§ ROWS:
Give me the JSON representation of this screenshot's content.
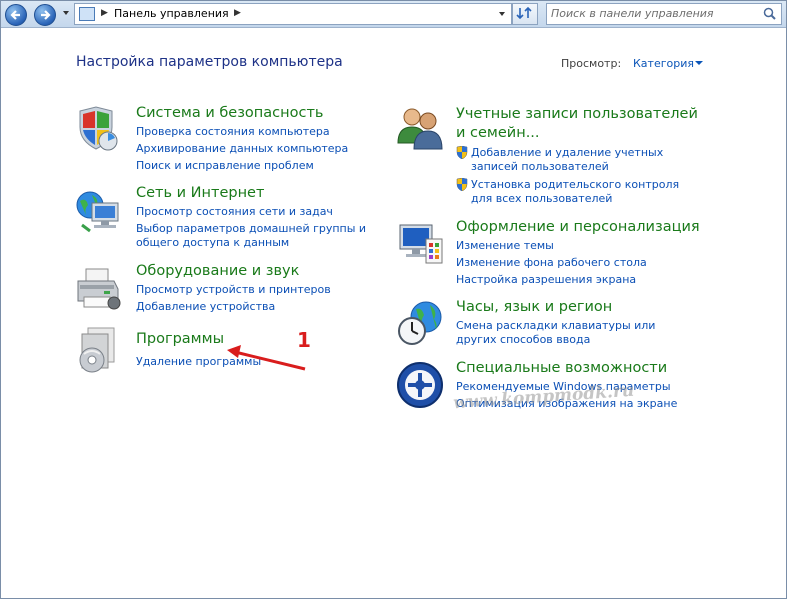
{
  "window": {
    "address_crumb": "Панель управления",
    "search_placeholder": "Поиск в панели управления"
  },
  "header": {
    "title": "Настройка параметров компьютера",
    "view_label": "Просмотр:",
    "view_value": "Категория"
  },
  "categories_left": [
    {
      "title": "Система и безопасность",
      "icon": "shield-computer-icon",
      "links": [
        "Проверка состояния компьютера",
        "Архивирование данных компьютера",
        "Поиск и исправление проблем"
      ]
    },
    {
      "title": "Сеть и Интернет",
      "icon": "network-globe-icon",
      "links": [
        "Просмотр состояния сети и задач",
        "Выбор параметров домашней группы и общего доступа к данным"
      ]
    },
    {
      "title": "Оборудование и звук",
      "icon": "printer-icon",
      "links": [
        "Просмотр устройств и принтеров",
        "Добавление устройства"
      ]
    },
    {
      "title": "Программы",
      "icon": "programs-disc-icon",
      "links": [
        "Удаление программы"
      ]
    }
  ],
  "categories_right": [
    {
      "title": "Учетные записи пользователей и семейн...",
      "icon": "users-icon",
      "links": [
        "Добавление и удаление учетных записей пользователей",
        "Установка родительского контроля для всех пользователей"
      ]
    },
    {
      "title": "Оформление и персонализация",
      "icon": "monitor-palette-icon",
      "links": [
        "Изменение темы",
        "Изменение фона рабочего стола",
        "Настройка разрешения экрана"
      ]
    },
    {
      "title": "Часы, язык и регион",
      "icon": "clock-globe-icon",
      "links": [
        "Смена раскладки клавиатуры или других способов ввода"
      ]
    },
    {
      "title": "Специальные возможности",
      "icon": "accessibility-icon",
      "links": [
        "Рекомендуемые Windows параметры",
        "Оптимизация изображения на экране"
      ]
    }
  ],
  "annotation": {
    "number": "1",
    "color": "#d91d1d"
  },
  "watermark": "www.kompmodk.ru",
  "colors": {
    "category_title": "#1a7a1a",
    "link": "#0b4fb5",
    "page_title": "#1e3287"
  }
}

§ INSTRUCTION:
Look through the entries above for the word "Добавление". Copy every line where it shows up.

§ ANSWER TO THIS TASK:
        "Добавление устройства"
        "Добавление и удаление учетных записей пользователей",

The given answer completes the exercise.